**PROBLEM DESCRIPTION:** Collect each line holding the string "Field".

**SUPPLIED INFORMATION:**
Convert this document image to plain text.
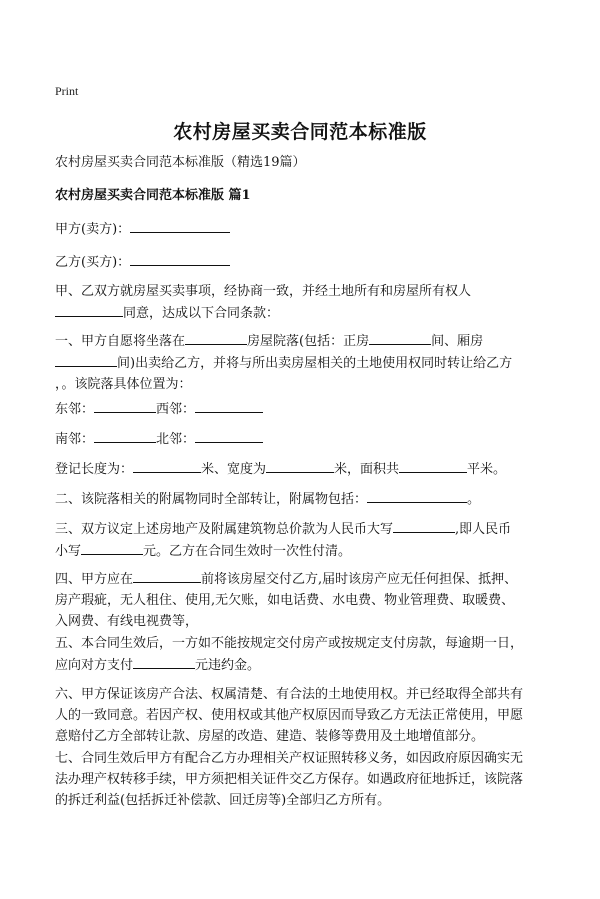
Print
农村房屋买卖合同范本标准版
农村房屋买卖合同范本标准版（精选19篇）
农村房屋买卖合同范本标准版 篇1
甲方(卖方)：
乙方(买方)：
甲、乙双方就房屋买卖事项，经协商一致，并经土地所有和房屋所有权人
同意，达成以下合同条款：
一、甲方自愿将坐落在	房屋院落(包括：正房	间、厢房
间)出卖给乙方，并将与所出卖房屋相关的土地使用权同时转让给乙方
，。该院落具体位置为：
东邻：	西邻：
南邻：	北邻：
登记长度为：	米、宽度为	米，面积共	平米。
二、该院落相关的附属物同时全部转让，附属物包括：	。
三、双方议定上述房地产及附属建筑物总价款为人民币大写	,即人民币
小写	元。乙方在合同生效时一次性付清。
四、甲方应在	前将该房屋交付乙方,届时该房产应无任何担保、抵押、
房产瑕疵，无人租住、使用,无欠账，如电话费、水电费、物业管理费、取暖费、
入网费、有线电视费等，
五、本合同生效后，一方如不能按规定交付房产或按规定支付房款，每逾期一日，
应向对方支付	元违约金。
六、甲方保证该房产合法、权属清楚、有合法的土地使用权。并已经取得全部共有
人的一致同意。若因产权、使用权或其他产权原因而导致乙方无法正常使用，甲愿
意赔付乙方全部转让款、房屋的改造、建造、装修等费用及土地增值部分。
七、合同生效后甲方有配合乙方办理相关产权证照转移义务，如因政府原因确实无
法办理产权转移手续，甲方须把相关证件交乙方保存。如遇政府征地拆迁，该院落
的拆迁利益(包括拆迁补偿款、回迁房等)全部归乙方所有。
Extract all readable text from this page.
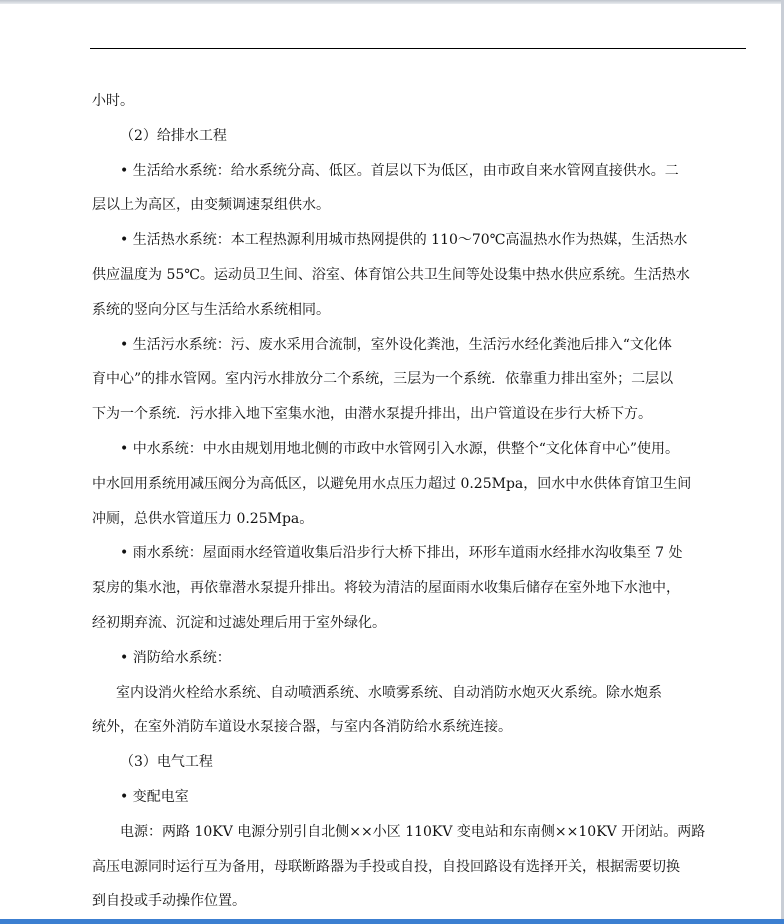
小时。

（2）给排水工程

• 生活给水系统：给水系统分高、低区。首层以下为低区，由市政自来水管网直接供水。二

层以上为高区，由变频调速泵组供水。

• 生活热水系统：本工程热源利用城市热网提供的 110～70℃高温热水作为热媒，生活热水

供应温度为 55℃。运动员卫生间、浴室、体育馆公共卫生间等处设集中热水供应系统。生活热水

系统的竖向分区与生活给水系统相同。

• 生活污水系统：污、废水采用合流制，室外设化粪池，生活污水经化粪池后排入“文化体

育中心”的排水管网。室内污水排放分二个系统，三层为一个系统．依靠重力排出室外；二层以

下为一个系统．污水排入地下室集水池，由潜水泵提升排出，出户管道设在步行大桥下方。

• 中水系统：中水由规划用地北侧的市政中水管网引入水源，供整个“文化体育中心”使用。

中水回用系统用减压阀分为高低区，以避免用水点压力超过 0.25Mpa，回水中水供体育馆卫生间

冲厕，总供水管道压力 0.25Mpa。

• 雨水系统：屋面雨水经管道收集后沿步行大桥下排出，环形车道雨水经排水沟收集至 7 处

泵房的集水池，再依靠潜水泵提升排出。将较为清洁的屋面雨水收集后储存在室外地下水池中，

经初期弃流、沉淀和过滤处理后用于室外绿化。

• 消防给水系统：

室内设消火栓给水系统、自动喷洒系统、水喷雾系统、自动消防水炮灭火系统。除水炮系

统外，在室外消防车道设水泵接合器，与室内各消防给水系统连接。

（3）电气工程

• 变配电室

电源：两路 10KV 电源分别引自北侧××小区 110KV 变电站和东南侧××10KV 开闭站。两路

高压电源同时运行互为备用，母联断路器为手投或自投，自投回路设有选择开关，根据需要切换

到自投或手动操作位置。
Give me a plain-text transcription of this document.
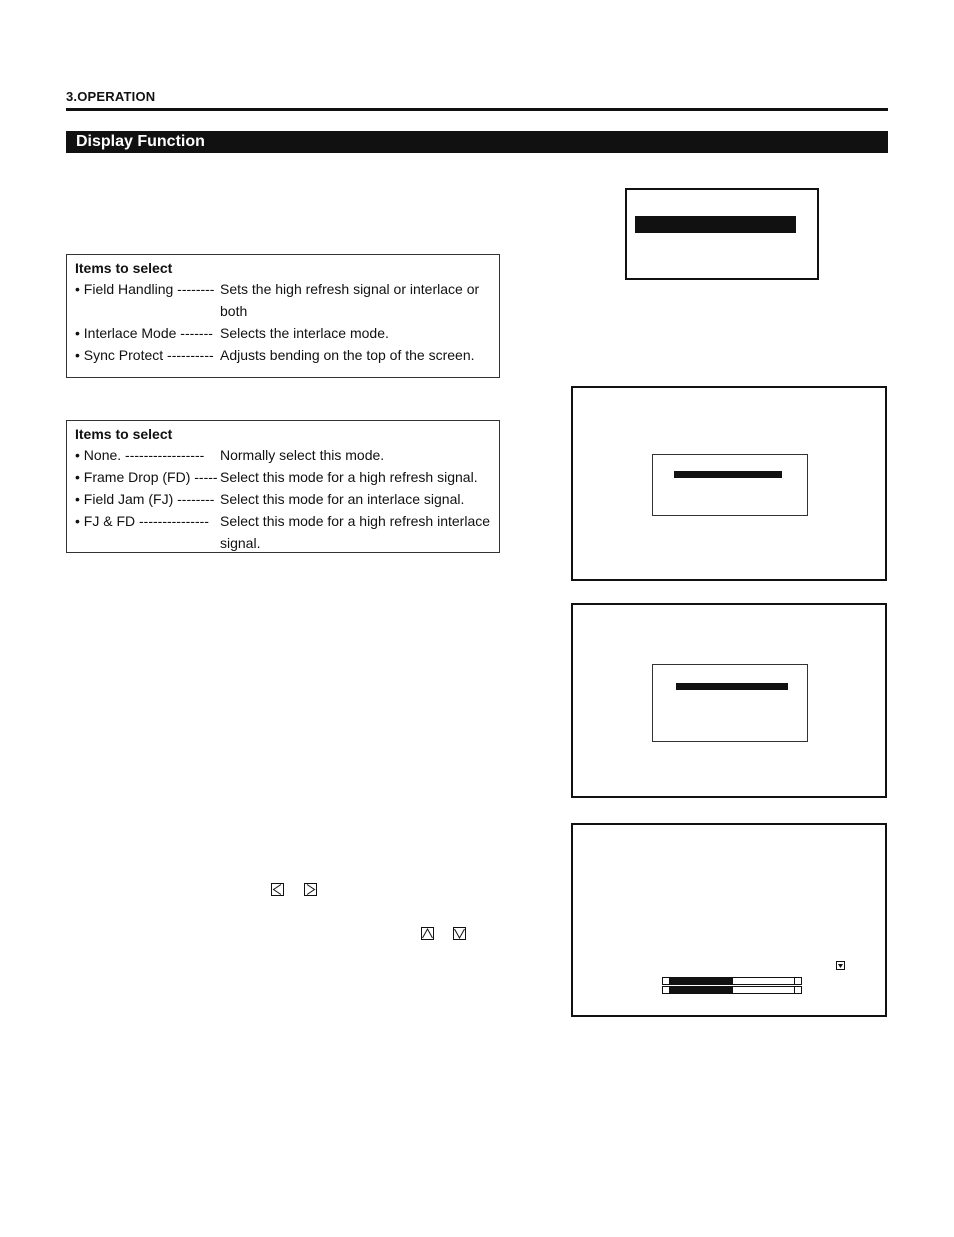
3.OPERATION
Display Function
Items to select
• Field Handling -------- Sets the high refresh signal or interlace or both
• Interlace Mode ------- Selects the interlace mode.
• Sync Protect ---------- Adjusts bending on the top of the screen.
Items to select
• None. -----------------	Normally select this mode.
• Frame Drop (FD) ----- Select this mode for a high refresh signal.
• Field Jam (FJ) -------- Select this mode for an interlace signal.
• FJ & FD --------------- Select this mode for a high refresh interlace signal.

**EXERCISE ANSWER:**
• Field Handling -------- Sets the high refresh signal or interlace or both
• Field Jam (FJ) -------- Select this mode for an interlace signal.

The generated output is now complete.